* _What you have to do_
Make an exact copy of all the entries, with the pictures left out.

[Items from a dataset]
============================================================
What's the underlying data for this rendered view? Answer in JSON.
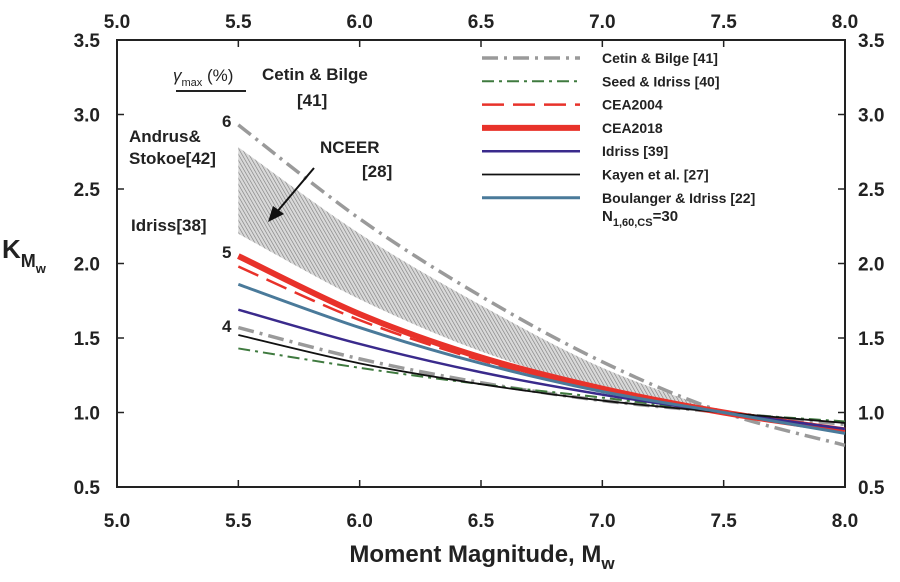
{
  "chart_data": {
    "type": "line",
    "xlabel": "Moment Magnitude, M",
    "xlabel_sub": "w",
    "ylabel": "K",
    "ylabel_sub1": "M",
    "ylabel_sub2": "w",
    "xlim": [
      5.0,
      8.0
    ],
    "ylim": [
      0.5,
      3.5
    ],
    "x_ticks": [
      5.0,
      5.5,
      6.0,
      6.5,
      7.0,
      7.5,
      8.0
    ],
    "y_ticks": [
      0.5,
      1.0,
      1.5,
      2.0,
      2.5,
      3.0,
      3.5
    ],
    "x_tick_labels": [
      "5.0",
      "5.5",
      "6.0",
      "6.5",
      "7.0",
      "7.5",
      "8.0"
    ],
    "y_tick_labels": [
      "0.5",
      "1.0",
      "1.5",
      "2.0",
      "2.5",
      "3.0",
      "3.5"
    ],
    "grid": false,
    "legend_position": "top-right",
    "legend_note": "N",
    "legend_note_sub": "1,60,CS",
    "legend_note_value": "=30",
    "series": [
      {
        "name": "Cetin & Bilge [41]",
        "color": "#9a9a9a",
        "dash": "16,6,3,6",
        "width": 3.5,
        "x": [
          5.5,
          6.0,
          6.5,
          7.0,
          7.5,
          8.0
        ],
        "y": [
          2.93,
          2.3,
          1.78,
          1.34,
          1.0,
          0.78
        ]
      },
      {
        "name": "Cetin & Bilge [41]",
        "color": "#9a9a9a",
        "dash": "16,6,3,6",
        "width": 3.5,
        "legend": false,
        "x": [
          5.5,
          6.0,
          6.5,
          7.0,
          7.5,
          8.0
        ],
        "y": [
          1.57,
          1.36,
          1.2,
          1.08,
          1.0,
          0.92
        ]
      },
      {
        "name": "Seed & Idriss [40]",
        "color": "#3f7a3f",
        "dash": "12,5,3,5",
        "width": 2,
        "x": [
          5.5,
          6.0,
          6.5,
          7.0,
          7.5,
          8.0
        ],
        "y": [
          1.43,
          1.3,
          1.19,
          1.1,
          1.0,
          0.94
        ]
      },
      {
        "name": "CEA2004",
        "color": "#e8322a",
        "dash": "22,9",
        "width": 2.5,
        "x": [
          5.5,
          6.0,
          6.5,
          7.0,
          7.5,
          8.0
        ],
        "y": [
          1.98,
          1.62,
          1.35,
          1.15,
          1.0,
          0.87
        ]
      },
      {
        "name": "CEA2018",
        "color": "#e8322a",
        "dash": "",
        "width": 6,
        "x": [
          5.5,
          6.0,
          6.5,
          7.0,
          7.5,
          8.0
        ],
        "y": [
          2.05,
          1.66,
          1.37,
          1.16,
          1.0,
          0.88
        ]
      },
      {
        "name": "Idriss [39]",
        "color": "#3a2a8c",
        "dash": "",
        "width": 2.5,
        "x": [
          5.5,
          6.0,
          6.5,
          7.0,
          7.5,
          8.0
        ],
        "y": [
          1.69,
          1.46,
          1.27,
          1.12,
          1.0,
          0.89
        ]
      },
      {
        "name": "Kayen et al. [27]",
        "color": "#111111",
        "dash": "",
        "width": 1.8,
        "x": [
          5.5,
          6.0,
          6.5,
          7.0,
          7.5,
          8.0
        ],
        "y": [
          1.52,
          1.33,
          1.19,
          1.08,
          1.0,
          0.93
        ]
      },
      {
        "name": "Boulanger & Idriss [22]",
        "color": "#4a7a9a",
        "dash": "",
        "width": 3,
        "x": [
          5.5,
          6.0,
          6.5,
          7.0,
          7.5,
          8.0
        ],
        "y": [
          1.86,
          1.57,
          1.33,
          1.14,
          1.0,
          0.86
        ]
      }
    ],
    "band": {
      "name": "NCEER [28]",
      "x": [
        5.5,
        6.0,
        6.5,
        7.0,
        7.5
      ],
      "upper": [
        2.78,
        2.2,
        1.72,
        1.3,
        1.0
      ],
      "lower": [
        2.2,
        1.76,
        1.41,
        1.16,
        1.0
      ]
    },
    "annotations": {
      "gamma": "γ",
      "gamma_sub": "max",
      "gamma_unit": " (%)",
      "cetin_line1": "Cetin & Bilge",
      "cetin_line2": "[41]",
      "andrus_line1": "Andrus&",
      "andrus_line2": "Stokoe[42]",
      "nceer_line1": "NCEER",
      "nceer_line2": "[28]",
      "idriss38": "Idriss[38]",
      "label6": "6",
      "label5": "5",
      "label4": "4"
    }
  }
}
============================================================
* _The reply_
What's the underlying data for this rendered view? Answer in JSON.
{
  "chart_data": {
    "type": "line",
    "xlabel": "Moment Magnitude, M",
    "xlabel_sub": "w",
    "ylabel": "K",
    "ylabel_sub1": "M",
    "ylabel_sub2": "w",
    "xlim": [
      5.0,
      8.0
    ],
    "ylim": [
      0.5,
      3.5
    ],
    "x_ticks": [
      5.0,
      5.5,
      6.0,
      6.5,
      7.0,
      7.5,
      8.0
    ],
    "y_ticks": [
      0.5,
      1.0,
      1.5,
      2.0,
      2.5,
      3.0,
      3.5
    ],
    "x_tick_labels": [
      "5.0",
      "5.5",
      "6.0",
      "6.5",
      "7.0",
      "7.5",
      "8.0"
    ],
    "y_tick_labels": [
      "0.5",
      "1.0",
      "1.5",
      "2.0",
      "2.5",
      "3.0",
      "3.5"
    ],
    "grid": false,
    "legend_position": "top-right",
    "legend_note": "N",
    "legend_note_sub": "1,60,CS",
    "legend_note_value": "=30",
    "series": [
      {
        "name": "Cetin & Bilge [41]",
        "color": "#9a9a9a",
        "dash": "16,6,3,6",
        "width": 3.5,
        "x": [
          5.5,
          6.0,
          6.5,
          7.0,
          7.5,
          8.0
        ],
        "y": [
          2.93,
          2.3,
          1.78,
          1.34,
          1.0,
          0.78
        ]
      },
      {
        "name": "Cetin & Bilge [41]",
        "color": "#9a9a9a",
        "dash": "16,6,3,6",
        "width": 3.5,
        "legend": false,
        "x": [
          5.5,
          6.0,
          6.5,
          7.0,
          7.5,
          8.0
        ],
        "y": [
          1.57,
          1.36,
          1.2,
          1.08,
          1.0,
          0.92
        ]
      },
      {
        "name": "Seed & Idriss [40]",
        "color": "#3f7a3f",
        "dash": "12,5,3,5",
        "width": 2,
        "x": [
          5.5,
          6.0,
          6.5,
          7.0,
          7.5,
          8.0
        ],
        "y": [
          1.43,
          1.3,
          1.19,
          1.1,
          1.0,
          0.94
        ]
      },
      {
        "name": "CEA2004",
        "color": "#e8322a",
        "dash": "22,9",
        "width": 2.5,
        "x": [
          5.5,
          6.0,
          6.5,
          7.0,
          7.5,
          8.0
        ],
        "y": [
          1.98,
          1.62,
          1.35,
          1.15,
          1.0,
          0.87
        ]
      },
      {
        "name": "CEA2018",
        "color": "#e8322a",
        "dash": "",
        "width": 6,
        "x": [
          5.5,
          6.0,
          6.5,
          7.0,
          7.5,
          8.0
        ],
        "y": [
          2.05,
          1.66,
          1.37,
          1.16,
          1.0,
          0.88
        ]
      },
      {
        "name": "Idriss [39]",
        "color": "#3a2a8c",
        "dash": "",
        "width": 2.5,
        "x": [
          5.5,
          6.0,
          6.5,
          7.0,
          7.5,
          8.0
        ],
        "y": [
          1.69,
          1.46,
          1.27,
          1.12,
          1.0,
          0.89
        ]
      },
      {
        "name": "Kayen et al. [27]",
        "color": "#111111",
        "dash": "",
        "width": 1.8,
        "x": [
          5.5,
          6.0,
          6.5,
          7.0,
          7.5,
          8.0
        ],
        "y": [
          1.52,
          1.33,
          1.19,
          1.08,
          1.0,
          0.93
        ]
      },
      {
        "name": "Boulanger & Idriss [22]",
        "color": "#4a7a9a",
        "dash": "",
        "width": 3,
        "x": [
          5.5,
          6.0,
          6.5,
          7.0,
          7.5,
          8.0
        ],
        "y": [
          1.86,
          1.57,
          1.33,
          1.14,
          1.0,
          0.86
        ]
      }
    ],
    "band": {
      "name": "NCEER [28]",
      "x": [
        5.5,
        6.0,
        6.5,
        7.0,
        7.5
      ],
      "upper": [
        2.78,
        2.2,
        1.72,
        1.3,
        1.0
      ],
      "lower": [
        2.2,
        1.76,
        1.41,
        1.16,
        1.0
      ]
    },
    "annotations": {
      "gamma": "γ",
      "gamma_sub": "max",
      "gamma_unit": " (%)",
      "cetin_line1": "Cetin & Bilge",
      "cetin_line2": "[41]",
      "andrus_line1": "Andrus&",
      "andrus_line2": "Stokoe[42]",
      "nceer_line1": "NCEER",
      "nceer_line2": "[28]",
      "idriss38": "Idriss[38]",
      "label6": "6",
      "label5": "5",
      "label4": "4"
    }
  }
}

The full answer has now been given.